**TASK INSTRUCTIONS**
What follows are records. Restate all of them word for word.

# DATASET RECORDS start

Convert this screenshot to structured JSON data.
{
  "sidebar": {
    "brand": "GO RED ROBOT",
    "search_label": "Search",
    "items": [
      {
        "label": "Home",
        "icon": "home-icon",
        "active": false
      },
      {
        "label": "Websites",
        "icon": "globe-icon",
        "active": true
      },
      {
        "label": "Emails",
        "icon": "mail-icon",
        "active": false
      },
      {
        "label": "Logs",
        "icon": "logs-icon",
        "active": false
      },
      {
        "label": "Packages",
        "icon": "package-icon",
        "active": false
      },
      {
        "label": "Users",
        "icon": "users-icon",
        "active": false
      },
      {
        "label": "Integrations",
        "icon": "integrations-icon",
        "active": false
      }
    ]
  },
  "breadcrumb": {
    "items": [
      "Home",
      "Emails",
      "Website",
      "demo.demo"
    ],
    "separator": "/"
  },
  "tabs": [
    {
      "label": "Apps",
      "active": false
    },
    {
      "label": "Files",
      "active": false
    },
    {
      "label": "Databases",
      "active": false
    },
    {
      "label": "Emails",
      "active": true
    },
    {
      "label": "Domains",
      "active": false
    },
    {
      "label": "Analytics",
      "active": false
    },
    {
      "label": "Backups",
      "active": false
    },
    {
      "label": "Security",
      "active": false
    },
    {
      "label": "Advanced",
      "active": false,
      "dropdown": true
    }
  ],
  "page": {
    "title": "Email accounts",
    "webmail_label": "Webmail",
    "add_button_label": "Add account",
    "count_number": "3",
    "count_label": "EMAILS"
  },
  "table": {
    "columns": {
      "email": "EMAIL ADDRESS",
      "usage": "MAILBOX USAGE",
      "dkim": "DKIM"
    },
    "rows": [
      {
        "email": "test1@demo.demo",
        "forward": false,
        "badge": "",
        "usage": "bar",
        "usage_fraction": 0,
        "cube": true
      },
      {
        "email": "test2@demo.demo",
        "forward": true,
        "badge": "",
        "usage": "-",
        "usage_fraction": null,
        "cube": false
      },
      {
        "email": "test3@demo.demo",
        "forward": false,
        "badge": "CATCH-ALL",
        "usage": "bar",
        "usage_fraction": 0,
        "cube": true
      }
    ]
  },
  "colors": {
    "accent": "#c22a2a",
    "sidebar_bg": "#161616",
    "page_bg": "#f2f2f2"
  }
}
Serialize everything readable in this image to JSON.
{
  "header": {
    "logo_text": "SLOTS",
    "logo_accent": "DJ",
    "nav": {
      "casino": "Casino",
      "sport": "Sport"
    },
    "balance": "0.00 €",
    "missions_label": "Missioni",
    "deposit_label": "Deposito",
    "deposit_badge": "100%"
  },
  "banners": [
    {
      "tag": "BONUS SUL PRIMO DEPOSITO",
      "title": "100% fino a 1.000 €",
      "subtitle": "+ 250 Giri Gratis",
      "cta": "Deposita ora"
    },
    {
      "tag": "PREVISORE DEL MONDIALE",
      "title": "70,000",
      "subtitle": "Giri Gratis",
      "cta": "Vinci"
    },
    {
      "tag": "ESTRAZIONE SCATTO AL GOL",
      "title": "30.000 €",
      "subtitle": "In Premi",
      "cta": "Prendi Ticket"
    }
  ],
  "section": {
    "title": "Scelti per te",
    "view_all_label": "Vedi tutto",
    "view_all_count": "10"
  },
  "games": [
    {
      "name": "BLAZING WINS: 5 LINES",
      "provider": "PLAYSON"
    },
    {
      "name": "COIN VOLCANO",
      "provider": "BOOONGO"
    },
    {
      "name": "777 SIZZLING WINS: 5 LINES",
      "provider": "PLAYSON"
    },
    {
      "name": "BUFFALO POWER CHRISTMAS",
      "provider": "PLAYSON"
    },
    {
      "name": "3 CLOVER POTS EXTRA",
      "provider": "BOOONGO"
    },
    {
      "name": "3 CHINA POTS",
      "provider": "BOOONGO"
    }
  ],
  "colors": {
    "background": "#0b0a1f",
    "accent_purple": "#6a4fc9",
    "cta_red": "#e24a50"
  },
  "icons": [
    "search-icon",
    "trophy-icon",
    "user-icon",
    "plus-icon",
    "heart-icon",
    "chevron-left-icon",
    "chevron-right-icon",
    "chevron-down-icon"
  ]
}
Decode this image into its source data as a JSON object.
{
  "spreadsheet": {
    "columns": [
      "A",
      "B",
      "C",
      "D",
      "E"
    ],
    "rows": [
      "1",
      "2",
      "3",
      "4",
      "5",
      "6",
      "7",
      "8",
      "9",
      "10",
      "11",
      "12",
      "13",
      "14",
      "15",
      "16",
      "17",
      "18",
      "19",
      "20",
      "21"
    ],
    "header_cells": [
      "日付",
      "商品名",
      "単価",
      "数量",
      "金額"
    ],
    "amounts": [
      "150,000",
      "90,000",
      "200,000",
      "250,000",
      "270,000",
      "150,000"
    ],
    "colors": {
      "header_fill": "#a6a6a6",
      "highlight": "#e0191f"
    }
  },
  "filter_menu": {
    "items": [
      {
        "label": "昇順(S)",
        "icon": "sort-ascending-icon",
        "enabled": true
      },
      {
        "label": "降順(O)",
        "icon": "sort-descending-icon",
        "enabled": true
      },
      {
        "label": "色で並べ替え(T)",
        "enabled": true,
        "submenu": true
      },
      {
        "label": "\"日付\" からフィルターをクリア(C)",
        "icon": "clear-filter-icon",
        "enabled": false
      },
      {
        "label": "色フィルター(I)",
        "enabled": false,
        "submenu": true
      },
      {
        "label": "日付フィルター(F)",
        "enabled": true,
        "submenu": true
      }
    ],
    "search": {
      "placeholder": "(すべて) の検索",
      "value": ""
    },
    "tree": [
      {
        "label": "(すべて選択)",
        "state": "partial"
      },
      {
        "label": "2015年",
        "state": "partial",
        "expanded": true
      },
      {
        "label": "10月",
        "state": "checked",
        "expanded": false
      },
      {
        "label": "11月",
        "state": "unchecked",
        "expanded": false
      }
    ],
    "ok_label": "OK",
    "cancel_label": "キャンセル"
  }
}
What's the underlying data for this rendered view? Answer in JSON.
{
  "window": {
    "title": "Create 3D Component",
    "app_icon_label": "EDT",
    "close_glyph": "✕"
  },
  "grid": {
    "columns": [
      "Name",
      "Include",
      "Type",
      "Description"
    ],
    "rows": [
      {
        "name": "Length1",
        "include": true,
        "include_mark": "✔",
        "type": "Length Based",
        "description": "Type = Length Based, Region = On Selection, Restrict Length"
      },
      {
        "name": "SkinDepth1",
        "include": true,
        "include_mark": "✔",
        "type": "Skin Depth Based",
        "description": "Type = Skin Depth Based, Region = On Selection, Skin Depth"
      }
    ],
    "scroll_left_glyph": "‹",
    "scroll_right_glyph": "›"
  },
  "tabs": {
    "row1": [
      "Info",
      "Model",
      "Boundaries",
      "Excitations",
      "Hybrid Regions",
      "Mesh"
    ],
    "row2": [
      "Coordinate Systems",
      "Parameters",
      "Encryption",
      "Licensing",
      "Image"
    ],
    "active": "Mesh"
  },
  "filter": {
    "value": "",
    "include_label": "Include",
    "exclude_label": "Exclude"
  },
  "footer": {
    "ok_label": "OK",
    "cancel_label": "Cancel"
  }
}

# DATASET RECORDS end

**THE SOLUTION**
Convert this screenshot to structured JSON data.
{
  "sidebar": {
    "brand": "GO RED ROBOT",
    "search_label": "Search",
    "items": [
      {
        "label": "Home",
        "icon": "home-icon",
        "active": false
      },
      {
        "label": "Websites",
        "icon": "globe-icon",
        "active": true
      },
      {
        "label": "Emails",
        "icon": "mail-icon",
        "active": false
      },
      {
        "label": "Logs",
        "icon": "logs-icon",
        "active": false
      },
      {
        "label": "Packages",
        "icon": "package-icon",
        "active": false
      },
      {
        "label": "Users",
        "icon": "users-icon",
        "active": false
      },
      {
        "label": "Integrations",
        "icon": "integrations-icon",
        "active": false
      }
    ]
  },
  "breadcrumb": {
    "items": [
      "Home",
      "Emails",
      "Website",
      "demo.demo"
    ],
    "separator": "/"
  },
  "tabs": [
    {
      "label": "Apps",
      "active": false
    },
    {
      "label": "Files",
      "active": false
    },
    {
      "label": "Databases",
      "active": false
    },
    {
      "label": "Emails",
      "active": true
    },
    {
      "label": "Domains",
      "active": false
    },
    {
      "label": "Analytics",
      "active": false
    },
    {
      "label": "Backups",
      "active": false
    },
    {
      "label": "Security",
      "active": false
    },
    {
      "label": "Advanced",
      "active": false,
      "dropdown": true
    }
  ],
  "page": {
    "title": "Email accounts",
    "webmail_label": "Webmail",
    "add_button_label": "Add account",
    "count_number": "3",
    "count_label": "EMAILS"
  },
  "table": {
    "columns": {
      "email": "EMAIL ADDRESS",
      "usage": "MAILBOX USAGE",
      "dkim": "DKIM"
    },
    "rows": [
      {
        "email": "test1@demo.demo",
        "forward": false,
        "badge": "",
        "usage": "bar",
        "usage_fraction": 0,
        "cube": true
      },
      {
        "email": "test2@demo.demo",
        "forward": true,
        "badge": "",
        "usage": "-",
        "usage_fraction": null,
        "cube": false
      },
      {
        "email": "test3@demo.demo",
        "forward": false,
        "badge": "CATCH-ALL",
        "usage": "bar",
        "usage_fraction": 0,
        "cube": true
      }
    ]
  },
  "colors": {
    "accent": "#c22a2a",
    "sidebar_bg": "#161616",
    "page_bg": "#f2f2f2"
  }
}
Serialize everything readable in this image to JSON.
{
  "header": {
    "logo_text": "SLOTS",
    "logo_accent": "DJ",
    "nav": {
      "casino": "Casino",
      "sport": "Sport"
    },
    "balance": "0.00 €",
    "missions_label": "Missioni",
    "deposit_label": "Deposito",
    "deposit_badge": "100%"
  },
  "banners": [
    {
      "tag": "BONUS SUL PRIMO DEPOSITO",
      "title": "100% fino a 1.000 €",
      "subtitle": "+ 250 Giri Gratis",
      "cta": "Deposita ora"
    },
    {
      "tag": "PREVISORE DEL MONDIALE",
      "title": "70,000",
      "subtitle": "Giri Gratis",
      "cta": "Vinci"
    },
    {
      "tag": "ESTRAZIONE SCATTO AL GOL",
      "title": "30.000 €",
      "subtitle": "In Premi",
      "cta": "Prendi Ticket"
    }
  ],
  "section": {
    "title": "Scelti per te",
    "view_all_label": "Vedi tutto",
    "view_all_count": "10"
  },
  "games": [
    {
      "name": "BLAZING WINS: 5 LINES",
      "provider": "PLAYSON"
    },
    {
      "name": "COIN VOLCANO",
      "provider": "BOOONGO"
    },
    {
      "name": "777 SIZZLING WINS: 5 LINES",
      "provider": "PLAYSON"
    },
    {
      "name": "BUFFALO POWER CHRISTMAS",
      "provider": "PLAYSON"
    },
    {
      "name": "3 CLOVER POTS EXTRA",
      "provider": "BOOONGO"
    },
    {
      "name": "3 CHINA POTS",
      "provider": "BOOONGO"
    }
  ],
  "colors": {
    "background": "#0b0a1f",
    "accent_purple": "#6a4fc9",
    "cta_red": "#e24a50"
  },
  "icons": [
    "search-icon",
    "trophy-icon",
    "user-icon",
    "plus-icon",
    "heart-icon",
    "chevron-left-icon",
    "chevron-right-icon",
    "chevron-down-icon"
  ]
}
Decode this image into its source data as a JSON object.
{
  "spreadsheet": {
    "columns": [
      "A",
      "B",
      "C",
      "D",
      "E"
    ],
    "rows": [
      "1",
      "2",
      "3",
      "4",
      "5",
      "6",
      "7",
      "8",
      "9",
      "10",
      "11",
      "12",
      "13",
      "14",
      "15",
      "16",
      "17",
      "18",
      "19",
      "20",
      "21"
    ],
    "header_cells": [
      "日付",
      "商品名",
      "単価",
      "数量",
      "金額"
    ],
    "amounts": [
      "150,000",
      "90,000",
      "200,000",
      "250,000",
      "270,000",
      "150,000"
    ],
    "colors": {
      "header_fill": "#a6a6a6",
      "highlight": "#e0191f"
    }
  },
  "filter_menu": {
    "items": [
      {
        "label": "昇順(S)",
        "icon": "sort-ascending-icon",
        "enabled": true
      },
      {
        "label": "降順(O)",
        "icon": "sort-descending-icon",
        "enabled": true
      },
      {
        "label": "色で並べ替え(T)",
        "enabled": true,
        "submenu": true
      },
      {
        "label": "\"日付\" からフィルターをクリア(C)",
        "icon": "clear-filter-icon",
        "enabled": false
      },
      {
        "label": "色フィルター(I)",
        "enabled": false,
        "submenu": true
      },
      {
        "label": "日付フィルター(F)",
        "enabled": true,
        "submenu": true
      }
    ],
    "search": {
      "placeholder": "(すべて) の検索",
      "value": ""
    },
    "tree": [
      {
        "label": "(すべて選択)",
        "state": "partial"
      },
      {
        "label": "2015年",
        "state": "partial",
        "expanded": true
      },
      {
        "label": "10月",
        "state": "checked",
        "expanded": false
      },
      {
        "label": "11月",
        "state": "unchecked",
        "expanded": false
      }
    ],
    "ok_label": "OK",
    "cancel_label": "キャンセル"
  }
}
What's the underlying data for this rendered view? Answer in JSON.
{
  "window": {
    "title": "Create 3D Component",
    "app_icon_label": "EDT",
    "close_glyph": "✕"
  },
  "grid": {
    "columns": [
      "Name",
      "Include",
      "Type",
      "Description"
    ],
    "rows": [
      {
        "name": "Length1",
        "include": true,
        "include_mark": "✔",
        "type": "Length Based",
        "description": "Type = Length Based, Region = On Selection, Restrict Length"
      },
      {
        "name": "SkinDepth1",
        "include": true,
        "include_mark": "✔",
        "type": "Skin Depth Based",
        "description": "Type = Skin Depth Based, Region = On Selection, Skin Depth"
      }
    ],
    "scroll_left_glyph": "‹",
    "scroll_right_glyph": "›"
  },
  "tabs": {
    "row1": [
      "Info",
      "Model",
      "Boundaries",
      "Excitations",
      "Hybrid Regions",
      "Mesh"
    ],
    "row2": [
      "Coordinate Systems",
      "Parameters",
      "Encryption",
      "Licensing",
      "Image"
    ],
    "active": "Mesh"
  },
  "filter": {
    "value": "",
    "include_label": "Include",
    "exclude_label": "Exclude"
  },
  "footer": {
    "ok_label": "OK",
    "cancel_label": "Cancel"
  }
}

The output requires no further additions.